[Dataset rows]
☆ ☆ ☆ ☆

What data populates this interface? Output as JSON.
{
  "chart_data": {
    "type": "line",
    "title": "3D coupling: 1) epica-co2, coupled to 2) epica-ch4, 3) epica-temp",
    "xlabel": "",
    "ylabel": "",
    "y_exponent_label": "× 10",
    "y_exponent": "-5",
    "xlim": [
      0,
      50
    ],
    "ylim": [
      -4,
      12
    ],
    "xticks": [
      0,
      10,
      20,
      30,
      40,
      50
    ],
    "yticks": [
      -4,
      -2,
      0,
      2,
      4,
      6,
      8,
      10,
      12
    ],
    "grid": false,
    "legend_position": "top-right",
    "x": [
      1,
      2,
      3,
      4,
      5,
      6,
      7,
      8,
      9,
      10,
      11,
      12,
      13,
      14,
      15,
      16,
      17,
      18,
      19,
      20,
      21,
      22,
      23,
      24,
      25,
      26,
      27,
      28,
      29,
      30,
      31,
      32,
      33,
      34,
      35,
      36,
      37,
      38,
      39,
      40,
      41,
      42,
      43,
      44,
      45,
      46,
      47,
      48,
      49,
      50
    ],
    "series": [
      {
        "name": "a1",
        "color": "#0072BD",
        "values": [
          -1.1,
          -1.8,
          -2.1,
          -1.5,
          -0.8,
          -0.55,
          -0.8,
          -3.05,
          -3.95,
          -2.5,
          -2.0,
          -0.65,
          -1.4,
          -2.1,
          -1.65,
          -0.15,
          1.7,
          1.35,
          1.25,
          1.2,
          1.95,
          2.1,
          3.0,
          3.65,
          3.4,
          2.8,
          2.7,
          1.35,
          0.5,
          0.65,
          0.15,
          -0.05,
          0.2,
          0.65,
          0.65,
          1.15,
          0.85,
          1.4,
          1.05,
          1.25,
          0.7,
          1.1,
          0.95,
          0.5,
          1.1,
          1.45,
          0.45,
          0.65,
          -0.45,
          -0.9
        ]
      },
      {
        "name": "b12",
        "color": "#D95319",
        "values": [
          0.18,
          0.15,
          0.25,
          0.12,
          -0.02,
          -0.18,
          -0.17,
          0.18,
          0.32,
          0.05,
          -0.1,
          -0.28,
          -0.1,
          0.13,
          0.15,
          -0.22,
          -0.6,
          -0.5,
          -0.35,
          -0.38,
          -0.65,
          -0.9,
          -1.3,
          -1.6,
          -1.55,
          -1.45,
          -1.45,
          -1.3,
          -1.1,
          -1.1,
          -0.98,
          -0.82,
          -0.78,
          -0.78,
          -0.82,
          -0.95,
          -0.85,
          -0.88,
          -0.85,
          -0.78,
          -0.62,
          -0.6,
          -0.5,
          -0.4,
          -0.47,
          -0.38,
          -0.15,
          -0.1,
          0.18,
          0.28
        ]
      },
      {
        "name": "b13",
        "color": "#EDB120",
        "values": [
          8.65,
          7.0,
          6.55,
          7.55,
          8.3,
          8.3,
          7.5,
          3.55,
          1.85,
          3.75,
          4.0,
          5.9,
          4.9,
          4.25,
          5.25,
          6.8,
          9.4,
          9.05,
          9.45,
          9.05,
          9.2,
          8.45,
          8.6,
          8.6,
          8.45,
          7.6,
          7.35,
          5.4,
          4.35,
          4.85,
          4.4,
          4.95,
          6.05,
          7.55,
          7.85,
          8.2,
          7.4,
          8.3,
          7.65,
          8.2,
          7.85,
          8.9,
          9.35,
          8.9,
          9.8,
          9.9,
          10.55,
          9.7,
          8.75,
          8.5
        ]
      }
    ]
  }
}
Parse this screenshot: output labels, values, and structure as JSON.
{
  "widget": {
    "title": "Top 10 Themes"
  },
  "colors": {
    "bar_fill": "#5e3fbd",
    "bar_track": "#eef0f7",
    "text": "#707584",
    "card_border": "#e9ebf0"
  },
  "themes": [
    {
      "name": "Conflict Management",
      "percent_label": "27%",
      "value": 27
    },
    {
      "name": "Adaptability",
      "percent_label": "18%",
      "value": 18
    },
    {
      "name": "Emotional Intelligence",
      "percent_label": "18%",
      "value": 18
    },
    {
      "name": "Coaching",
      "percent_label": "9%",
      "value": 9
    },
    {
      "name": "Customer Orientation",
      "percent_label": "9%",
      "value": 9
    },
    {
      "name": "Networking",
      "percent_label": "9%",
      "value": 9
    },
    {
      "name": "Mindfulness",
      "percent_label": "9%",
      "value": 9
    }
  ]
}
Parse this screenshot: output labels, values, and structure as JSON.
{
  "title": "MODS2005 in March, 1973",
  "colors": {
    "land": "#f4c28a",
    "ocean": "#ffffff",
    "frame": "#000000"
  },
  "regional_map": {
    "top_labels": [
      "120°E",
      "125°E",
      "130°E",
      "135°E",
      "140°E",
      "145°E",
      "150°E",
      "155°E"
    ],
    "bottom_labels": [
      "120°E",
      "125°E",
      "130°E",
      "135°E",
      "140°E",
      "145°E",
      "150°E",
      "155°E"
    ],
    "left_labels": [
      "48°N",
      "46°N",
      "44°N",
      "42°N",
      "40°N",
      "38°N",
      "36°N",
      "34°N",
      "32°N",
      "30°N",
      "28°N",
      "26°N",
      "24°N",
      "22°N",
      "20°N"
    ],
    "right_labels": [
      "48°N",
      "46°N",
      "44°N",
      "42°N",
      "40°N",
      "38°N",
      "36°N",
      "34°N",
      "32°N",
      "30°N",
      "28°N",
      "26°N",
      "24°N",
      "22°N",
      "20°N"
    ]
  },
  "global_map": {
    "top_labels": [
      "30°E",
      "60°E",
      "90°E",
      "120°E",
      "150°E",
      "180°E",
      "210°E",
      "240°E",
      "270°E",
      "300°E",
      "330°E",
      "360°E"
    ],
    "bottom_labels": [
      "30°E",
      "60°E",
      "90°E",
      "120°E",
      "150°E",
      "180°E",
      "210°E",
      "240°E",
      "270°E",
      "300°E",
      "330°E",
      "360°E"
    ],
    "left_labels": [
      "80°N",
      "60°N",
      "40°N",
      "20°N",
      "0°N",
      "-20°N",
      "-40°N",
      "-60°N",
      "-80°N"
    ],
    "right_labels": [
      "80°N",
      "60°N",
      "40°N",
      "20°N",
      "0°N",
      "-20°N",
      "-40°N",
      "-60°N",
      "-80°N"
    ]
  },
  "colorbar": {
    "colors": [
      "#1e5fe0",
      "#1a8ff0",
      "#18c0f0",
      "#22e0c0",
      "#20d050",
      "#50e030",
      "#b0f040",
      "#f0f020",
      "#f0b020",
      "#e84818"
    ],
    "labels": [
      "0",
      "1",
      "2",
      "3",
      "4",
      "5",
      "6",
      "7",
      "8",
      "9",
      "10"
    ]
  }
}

☆ ☆ ☆ ☆

Task instructions
Report only the number of lines in the listing that contain the word "title".

Result below
3